● Excerpted data:
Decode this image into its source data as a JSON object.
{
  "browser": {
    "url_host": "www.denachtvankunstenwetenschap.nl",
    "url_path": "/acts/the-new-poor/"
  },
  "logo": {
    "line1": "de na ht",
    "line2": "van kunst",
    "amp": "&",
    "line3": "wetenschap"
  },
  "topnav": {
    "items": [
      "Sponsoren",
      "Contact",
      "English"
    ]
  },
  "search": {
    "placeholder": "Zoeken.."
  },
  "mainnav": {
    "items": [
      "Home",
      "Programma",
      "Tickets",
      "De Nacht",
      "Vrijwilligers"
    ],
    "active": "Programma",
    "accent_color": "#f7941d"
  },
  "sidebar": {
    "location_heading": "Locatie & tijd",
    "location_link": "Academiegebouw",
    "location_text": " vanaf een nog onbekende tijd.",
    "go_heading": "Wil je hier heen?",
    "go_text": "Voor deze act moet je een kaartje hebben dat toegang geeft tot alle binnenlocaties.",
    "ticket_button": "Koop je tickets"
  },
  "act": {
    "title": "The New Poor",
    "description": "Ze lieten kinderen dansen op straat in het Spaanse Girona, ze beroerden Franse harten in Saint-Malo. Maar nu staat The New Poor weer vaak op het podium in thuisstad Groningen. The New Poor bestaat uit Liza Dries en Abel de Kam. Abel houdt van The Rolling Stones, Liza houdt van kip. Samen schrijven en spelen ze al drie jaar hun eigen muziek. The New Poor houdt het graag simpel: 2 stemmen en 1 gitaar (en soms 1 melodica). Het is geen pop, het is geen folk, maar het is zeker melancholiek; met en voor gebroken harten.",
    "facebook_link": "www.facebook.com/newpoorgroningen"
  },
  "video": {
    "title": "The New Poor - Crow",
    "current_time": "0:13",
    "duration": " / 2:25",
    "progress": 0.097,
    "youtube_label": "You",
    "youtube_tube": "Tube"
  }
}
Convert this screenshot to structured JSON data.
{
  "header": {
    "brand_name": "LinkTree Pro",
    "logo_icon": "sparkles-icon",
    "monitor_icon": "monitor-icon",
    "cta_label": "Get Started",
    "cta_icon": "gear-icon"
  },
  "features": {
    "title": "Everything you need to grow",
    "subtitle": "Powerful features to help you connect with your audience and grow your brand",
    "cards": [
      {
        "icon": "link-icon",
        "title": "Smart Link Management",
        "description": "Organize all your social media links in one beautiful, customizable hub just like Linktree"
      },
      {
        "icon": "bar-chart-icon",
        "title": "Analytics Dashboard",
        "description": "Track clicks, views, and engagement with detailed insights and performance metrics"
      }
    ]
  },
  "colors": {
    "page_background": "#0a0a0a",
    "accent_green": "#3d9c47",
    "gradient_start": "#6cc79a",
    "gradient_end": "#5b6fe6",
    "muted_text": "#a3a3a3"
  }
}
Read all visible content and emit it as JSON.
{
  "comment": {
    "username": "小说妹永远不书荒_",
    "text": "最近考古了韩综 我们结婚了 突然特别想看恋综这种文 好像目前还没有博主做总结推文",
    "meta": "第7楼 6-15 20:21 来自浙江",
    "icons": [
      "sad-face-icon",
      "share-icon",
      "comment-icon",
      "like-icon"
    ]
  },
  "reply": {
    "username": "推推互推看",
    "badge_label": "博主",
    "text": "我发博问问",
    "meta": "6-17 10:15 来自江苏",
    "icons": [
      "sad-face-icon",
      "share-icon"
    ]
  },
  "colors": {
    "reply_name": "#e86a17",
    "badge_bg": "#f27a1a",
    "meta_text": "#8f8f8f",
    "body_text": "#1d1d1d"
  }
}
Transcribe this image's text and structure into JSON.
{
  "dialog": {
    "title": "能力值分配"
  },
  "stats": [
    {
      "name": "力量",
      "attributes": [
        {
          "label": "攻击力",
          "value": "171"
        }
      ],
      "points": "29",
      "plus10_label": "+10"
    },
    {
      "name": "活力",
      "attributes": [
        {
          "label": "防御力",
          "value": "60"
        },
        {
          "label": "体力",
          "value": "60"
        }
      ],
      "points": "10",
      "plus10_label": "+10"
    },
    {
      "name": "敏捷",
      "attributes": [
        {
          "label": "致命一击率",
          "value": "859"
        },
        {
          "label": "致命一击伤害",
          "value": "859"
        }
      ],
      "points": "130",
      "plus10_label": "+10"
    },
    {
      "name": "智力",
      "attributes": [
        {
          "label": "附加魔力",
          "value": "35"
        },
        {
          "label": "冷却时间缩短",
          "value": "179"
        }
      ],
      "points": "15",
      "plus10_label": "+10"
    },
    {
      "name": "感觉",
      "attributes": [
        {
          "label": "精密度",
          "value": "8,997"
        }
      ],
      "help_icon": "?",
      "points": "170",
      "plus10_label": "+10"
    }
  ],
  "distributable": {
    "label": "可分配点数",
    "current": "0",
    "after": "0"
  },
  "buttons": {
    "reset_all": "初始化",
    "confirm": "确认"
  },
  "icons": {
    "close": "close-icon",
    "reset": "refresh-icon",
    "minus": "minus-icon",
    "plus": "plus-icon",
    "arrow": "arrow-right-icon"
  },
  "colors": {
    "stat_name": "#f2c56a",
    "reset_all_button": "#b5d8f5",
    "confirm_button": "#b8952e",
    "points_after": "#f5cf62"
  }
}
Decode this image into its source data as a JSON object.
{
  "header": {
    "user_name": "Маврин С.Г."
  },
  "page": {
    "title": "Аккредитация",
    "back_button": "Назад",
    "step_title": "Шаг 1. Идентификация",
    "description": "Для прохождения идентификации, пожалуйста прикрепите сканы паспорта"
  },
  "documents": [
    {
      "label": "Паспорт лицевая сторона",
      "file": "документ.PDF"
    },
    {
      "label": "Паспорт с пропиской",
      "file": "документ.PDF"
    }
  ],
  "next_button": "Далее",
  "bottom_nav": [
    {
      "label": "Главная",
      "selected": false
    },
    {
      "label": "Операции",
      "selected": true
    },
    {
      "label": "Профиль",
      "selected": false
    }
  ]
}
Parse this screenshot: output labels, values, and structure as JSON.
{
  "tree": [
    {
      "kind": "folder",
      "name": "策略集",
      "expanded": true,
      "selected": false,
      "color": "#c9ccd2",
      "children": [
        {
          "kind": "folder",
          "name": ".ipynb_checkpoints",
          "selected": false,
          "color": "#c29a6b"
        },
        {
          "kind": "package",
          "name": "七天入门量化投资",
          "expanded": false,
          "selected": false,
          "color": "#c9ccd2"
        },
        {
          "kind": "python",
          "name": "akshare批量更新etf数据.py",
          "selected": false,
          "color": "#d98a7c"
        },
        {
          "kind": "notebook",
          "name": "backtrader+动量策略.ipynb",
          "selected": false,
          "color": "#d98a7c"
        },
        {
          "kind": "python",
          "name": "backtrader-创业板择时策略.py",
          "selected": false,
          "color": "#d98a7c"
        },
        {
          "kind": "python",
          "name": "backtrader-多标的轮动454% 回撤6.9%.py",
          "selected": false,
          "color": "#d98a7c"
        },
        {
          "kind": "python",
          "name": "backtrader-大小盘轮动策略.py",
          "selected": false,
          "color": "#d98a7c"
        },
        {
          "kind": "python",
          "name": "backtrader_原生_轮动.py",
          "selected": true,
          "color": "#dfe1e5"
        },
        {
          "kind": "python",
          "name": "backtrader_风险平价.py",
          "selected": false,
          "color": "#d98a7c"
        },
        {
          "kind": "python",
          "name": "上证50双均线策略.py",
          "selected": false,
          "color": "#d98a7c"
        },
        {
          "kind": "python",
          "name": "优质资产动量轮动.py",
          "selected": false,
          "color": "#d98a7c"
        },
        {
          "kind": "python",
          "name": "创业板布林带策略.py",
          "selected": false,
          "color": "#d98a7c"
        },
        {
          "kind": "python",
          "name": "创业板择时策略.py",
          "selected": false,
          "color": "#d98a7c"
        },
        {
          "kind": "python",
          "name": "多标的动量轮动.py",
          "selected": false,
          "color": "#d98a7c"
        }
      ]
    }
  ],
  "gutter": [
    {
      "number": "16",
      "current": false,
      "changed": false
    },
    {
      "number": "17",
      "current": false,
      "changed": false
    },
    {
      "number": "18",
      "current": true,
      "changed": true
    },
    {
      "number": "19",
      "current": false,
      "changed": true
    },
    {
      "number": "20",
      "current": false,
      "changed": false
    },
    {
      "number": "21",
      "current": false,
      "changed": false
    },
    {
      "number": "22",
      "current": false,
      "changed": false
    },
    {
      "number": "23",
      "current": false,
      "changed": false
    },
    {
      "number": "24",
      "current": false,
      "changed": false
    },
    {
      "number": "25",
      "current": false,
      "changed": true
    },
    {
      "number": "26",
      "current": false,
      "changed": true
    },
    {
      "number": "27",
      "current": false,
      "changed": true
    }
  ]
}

● Exercise brief:
Whenever "like" turns up in a line, pick that line out.

● Response below:
        "description": "Organize all your social media links in one beautiful, customizable hub just like Linktree"
      "like-icon"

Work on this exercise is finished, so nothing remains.